Data listing:
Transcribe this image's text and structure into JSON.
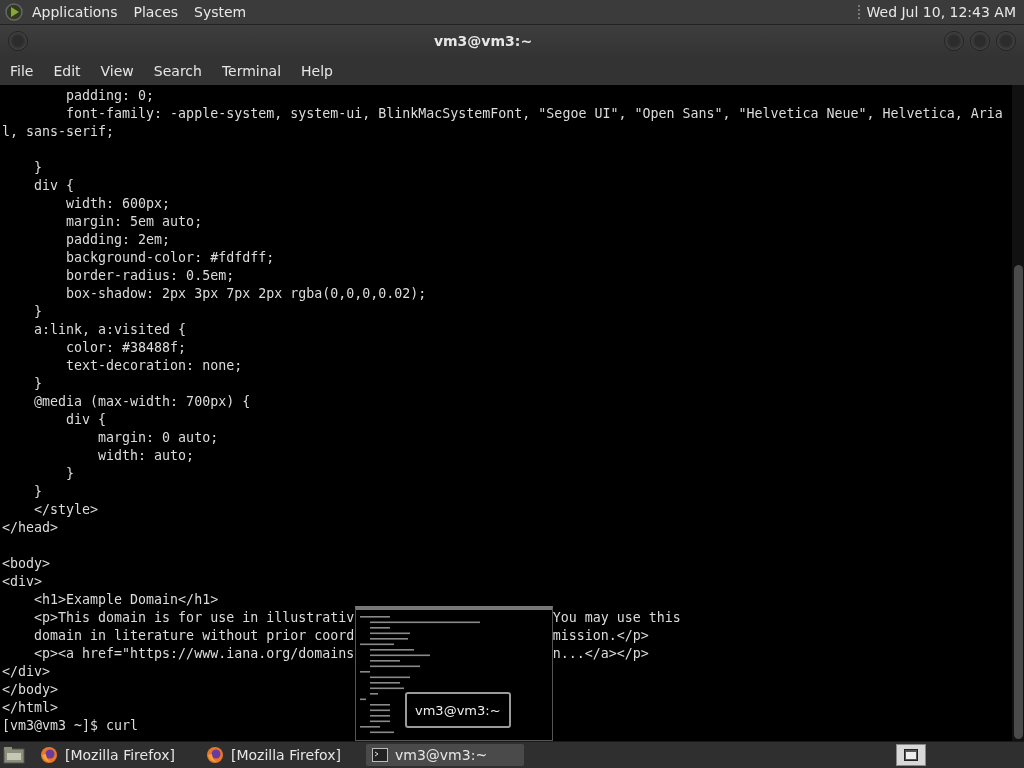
{
  "top_panel": {
    "menus": [
      "Applications",
      "Places",
      "System"
    ],
    "clock": "Wed Jul 10, 12:43 AM"
  },
  "window": {
    "title": "vm3@vm3:~"
  },
  "menu_bar": [
    "File",
    "Edit",
    "View",
    "Search",
    "Terminal",
    "Help"
  ],
  "terminal": {
    "lines": [
      {
        "kind": "text",
        "text": "        padding: 0;"
      },
      {
        "kind": "text",
        "text": "        font-family: -apple-system, system-ui, BlinkMacSystemFont, \"Segoe UI\", \"Open Sans\", \"Helvetica Neue\", Helvetica, Aria"
      },
      {
        "kind": "text",
        "text": "l, sans-serif;"
      },
      {
        "kind": "blank"
      },
      {
        "kind": "text",
        "text": "    }"
      },
      {
        "kind": "text",
        "text": "    div {"
      },
      {
        "kind": "text",
        "text": "        width: 600px;"
      },
      {
        "kind": "text",
        "text": "        margin: 5em auto;"
      },
      {
        "kind": "text",
        "text": "        padding: 2em;"
      },
      {
        "kind": "text",
        "text": "        background-color: #fdfdff;"
      },
      {
        "kind": "text",
        "text": "        border-radius: 0.5em;"
      },
      {
        "kind": "text",
        "text": "        box-shadow: 2px 3px 7px 2px rgba(0,0,0,0.02);"
      },
      {
        "kind": "text",
        "text": "    }"
      },
      {
        "kind": "text",
        "text": "    a:link, a:visited {"
      },
      {
        "kind": "text",
        "text": "        color: #38488f;"
      },
      {
        "kind": "text",
        "text": "        text-decoration: none;"
      },
      {
        "kind": "text",
        "text": "    }"
      },
      {
        "kind": "text",
        "text": "    @media (max-width: 700px) {"
      },
      {
        "kind": "text",
        "text": "        div {"
      },
      {
        "kind": "text",
        "text": "            margin: 0 auto;"
      },
      {
        "kind": "text",
        "text": "            width: auto;"
      },
      {
        "kind": "text",
        "text": "        }"
      },
      {
        "kind": "text",
        "text": "    }"
      },
      {
        "kind": "text",
        "text": "    </style>"
      },
      {
        "kind": "text",
        "text": "</head>"
      },
      {
        "kind": "blank"
      },
      {
        "kind": "text",
        "text": "<body>"
      },
      {
        "kind": "text",
        "text": "<div>"
      },
      {
        "kind": "text",
        "text": "    <h1>Example Domain</h1>"
      },
      {
        "kind": "split",
        "text": "    <p>This domain is for use in illustrativ",
        "text_after": "You may use this"
      },
      {
        "kind": "split",
        "text": "    domain in literature without prior coord",
        "text_after": "mission.</p>"
      },
      {
        "kind": "split",
        "text": "    <p><a href=\"https://www.iana.org/domains",
        "text_after": "n...</a></p>"
      },
      {
        "kind": "text",
        "text": "</div>"
      },
      {
        "kind": "text",
        "text": "</body>"
      },
      {
        "kind": "text",
        "text": "</html>"
      },
      {
        "kind": "text",
        "text": "[vm3@vm3 ~]$ curl"
      }
    ]
  },
  "preview": {
    "tooltip": "vm3@vm3:~"
  },
  "taskbar": {
    "tasks": [
      {
        "kind": "browser",
        "label": "[Mozilla Firefox]",
        "selected": false
      },
      {
        "kind": "browser",
        "label": "[Mozilla Firefox]",
        "selected": false
      },
      {
        "kind": "terminal",
        "label": "vm3@vm3:~",
        "selected": true
      }
    ]
  }
}
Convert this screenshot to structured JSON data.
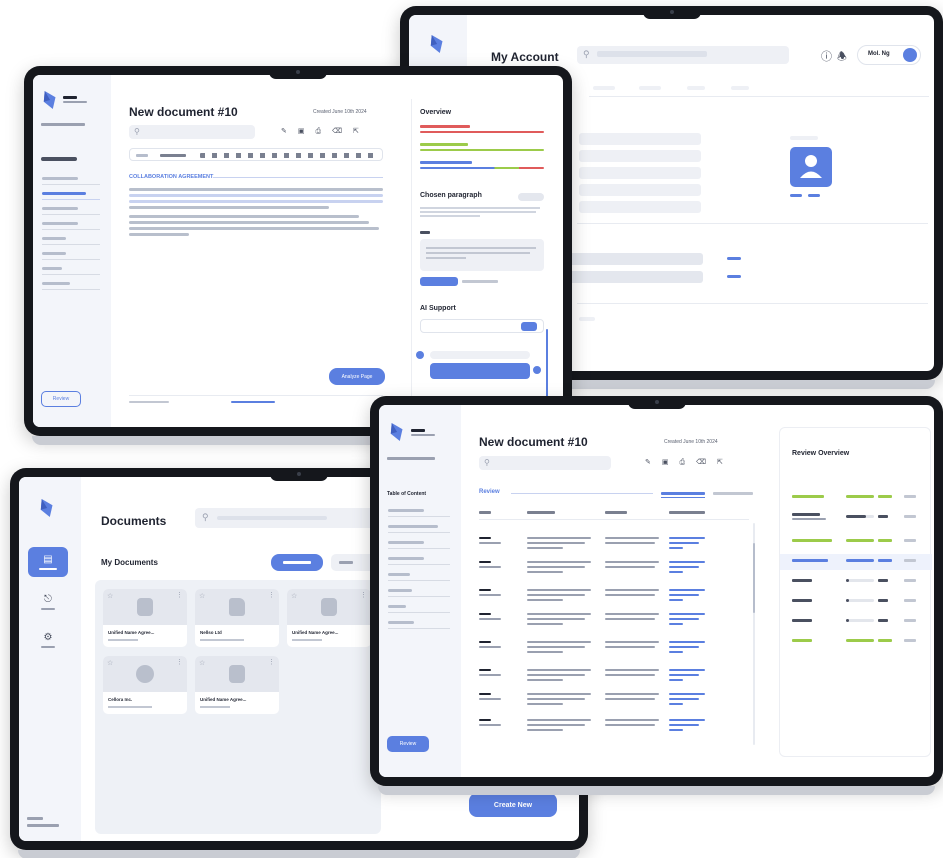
{
  "account": {
    "title": "My Account",
    "user_name": "Mol. Ng"
  },
  "editor": {
    "title": "New document #10",
    "created": "Created June 10th 2024",
    "overview_title": "Overview",
    "chosen_title": "Chosen paragraph",
    "ai_title": "AI Support",
    "analyze_label": "Analyze Page",
    "review_label": "Review",
    "heading": "COLLABORATION AGREEMENT"
  },
  "documents": {
    "title": "Documents",
    "my_docs": "My Documents",
    "create_label": "Create New",
    "cards": [
      {
        "name": "Unified Name Agree..."
      },
      {
        "name": "Nellso Ltd"
      },
      {
        "name": "Unified Name Agree..."
      },
      {
        "name": "Cellora Inc."
      },
      {
        "name": "Unified Name Agree..."
      }
    ]
  },
  "review": {
    "title": "New document #10",
    "created": "Created June 10th 2024",
    "toc_title": "Table of Content",
    "review_tab": "Review",
    "review_button": "Review",
    "panel_title": "Review Overview"
  },
  "colors": {
    "accent": "#5b7fe0",
    "sidebar": "#f3f5fa",
    "bezel": "#15171c"
  }
}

Written exercise: With the pictures left out, transcribe the material exactly.

Answer below:
Transcribe this image's text and structure into JSON.
{
  "top_panel": {
    "menus": [
      "Applications",
      "Places",
      "System"
    ],
    "clock": "Wed Jul 10, 12:43 AM"
  },
  "window": {
    "title": "vm3@vm3:~"
  },
  "menu_bar": [
    "File",
    "Edit",
    "View",
    "Search",
    "Terminal",
    "Help"
  ],
  "terminal": {
    "lines": [
      {
        "kind": "text",
        "text": "        padding: 0;"
      },
      {
        "kind": "text",
        "text": "        font-family: -apple-system, system-ui, BlinkMacSystemFont, \"Segoe UI\", \"Open Sans\", \"Helvetica Neue\", Helvetica, Aria"
      },
      {
        "kind": "text",
        "text": "l, sans-serif;"
      },
      {
        "kind": "blank"
      },
      {
        "kind": "text",
        "text": "    }"
      },
      {
        "kind": "text",
        "text": "    div {"
      },
      {
        "kind": "text",
        "text": "        width: 600px;"
      },
      {
        "kind": "text",
        "text": "        margin: 5em auto;"
      },
      {
        "kind": "text",
        "text": "        padding: 2em;"
      },
      {
        "kind": "text",
        "text": "        background-color: #fdfdff;"
      },
      {
        "kind": "text",
        "text": "        border-radius: 0.5em;"
      },
      {
        "kind": "text",
        "text": "        box-shadow: 2px 3px 7px 2px rgba(0,0,0,0.02);"
      },
      {
        "kind": "text",
        "text": "    }"
      },
      {
        "kind": "text",
        "text": "    a:link, a:visited {"
      },
      {
        "kind": "text",
        "text": "        color: #38488f;"
      },
      {
        "kind": "text",
        "text": "        text-decoration: none;"
      },
      {
        "kind": "text",
        "text": "    }"
      },
      {
        "kind": "text",
        "text": "    @media (max-width: 700px) {"
      },
      {
        "kind": "text",
        "text": "        div {"
      },
      {
        "kind": "text",
        "text": "            margin: 0 auto;"
      },
      {
        "kind": "text",
        "text": "            width: auto;"
      },
      {
        "kind": "text",
        "text": "        }"
      },
      {
        "kind": "text",
        "text": "    }"
      },
      {
        "kind": "text",
        "text": "    </style>"
      },
      {
        "kind": "text",
        "text": "</head>"
      },
      {
        "kind": "blank"
      },
      {
        "kind": "text",
        "text": "<body>"
      },
      {
        "kind": "text",
        "text": "<div>"
      },
      {
        "kind": "text",
        "text": "    <h1>Example Domain</h1>"
      },
      {
        "kind": "split",
        "text": "    <p>This domain is for use in illustrativ",
        "text_after": "You may use this"
      },
      {
        "kind": "split",
        "text": "    domain in literature without prior coord",
        "text_after": "mission.</p>"
      },
      {
        "kind": "split",
        "text": "    <p><a href=\"https://www.iana.org/domains",
        "text_after": "n...</a></p>"
      },
      {
        "kind": "text",
        "text": "</div>"
      },
      {
        "kind": "text",
        "text": "</body>"
      },
      {
        "kind": "text",
        "text": "</html>"
      },
      {
        "kind": "text",
        "text": "[vm3@vm3 ~]$ curl"
      }
    ]
  },
  "preview": {
    "tooltip": "vm3@vm3:~"
  },
  "taskbar": {
    "tasks": [
      {
        "kind": "browser",
        "label": "[Mozilla Firefox]",
        "selected": false
      },
      {
        "kind": "browser",
        "label": "[Mozilla Firefox]",
        "selected": false
      },
      {
        "kind": "terminal",
        "label": "vm3@vm3:~",
        "selected": true
      }
    ]
  }
}
Convert this screenshot to structured JSON data.
{
  "account": {
    "title": "My Account",
    "user_name": "Mol. Ng"
  },
  "editor": {
    "title": "New document #10",
    "created": "Created June 10th 2024",
    "overview_title": "Overview",
    "chosen_title": "Chosen paragraph",
    "ai_title": "AI Support",
    "analyze_label": "Analyze Page",
    "review_label": "Review",
    "heading": "COLLABORATION AGREEMENT"
  },
  "documents": {
    "title": "Documents",
    "my_docs": "My Documents",
    "create_label": "Create New",
    "cards": [
      {
        "name": "Unified Name Agree..."
      },
      {
        "name": "Nellso Ltd"
      },
      {
        "name": "Unified Name Agree..."
      },
      {
        "name": "Cellora Inc."
      },
      {
        "name": "Unified Name Agree..."
      }
    ]
  },
  "review": {
    "title": "New document #10",
    "created": "Created June 10th 2024",
    "toc_title": "Table of Content",
    "review_tab": "Review",
    "review_button": "Review",
    "panel_title": "Review Overview"
  },
  "colors": {
    "accent": "#5b7fe0",
    "sidebar": "#f3f5fa",
    "bezel": "#15171c"
  }
}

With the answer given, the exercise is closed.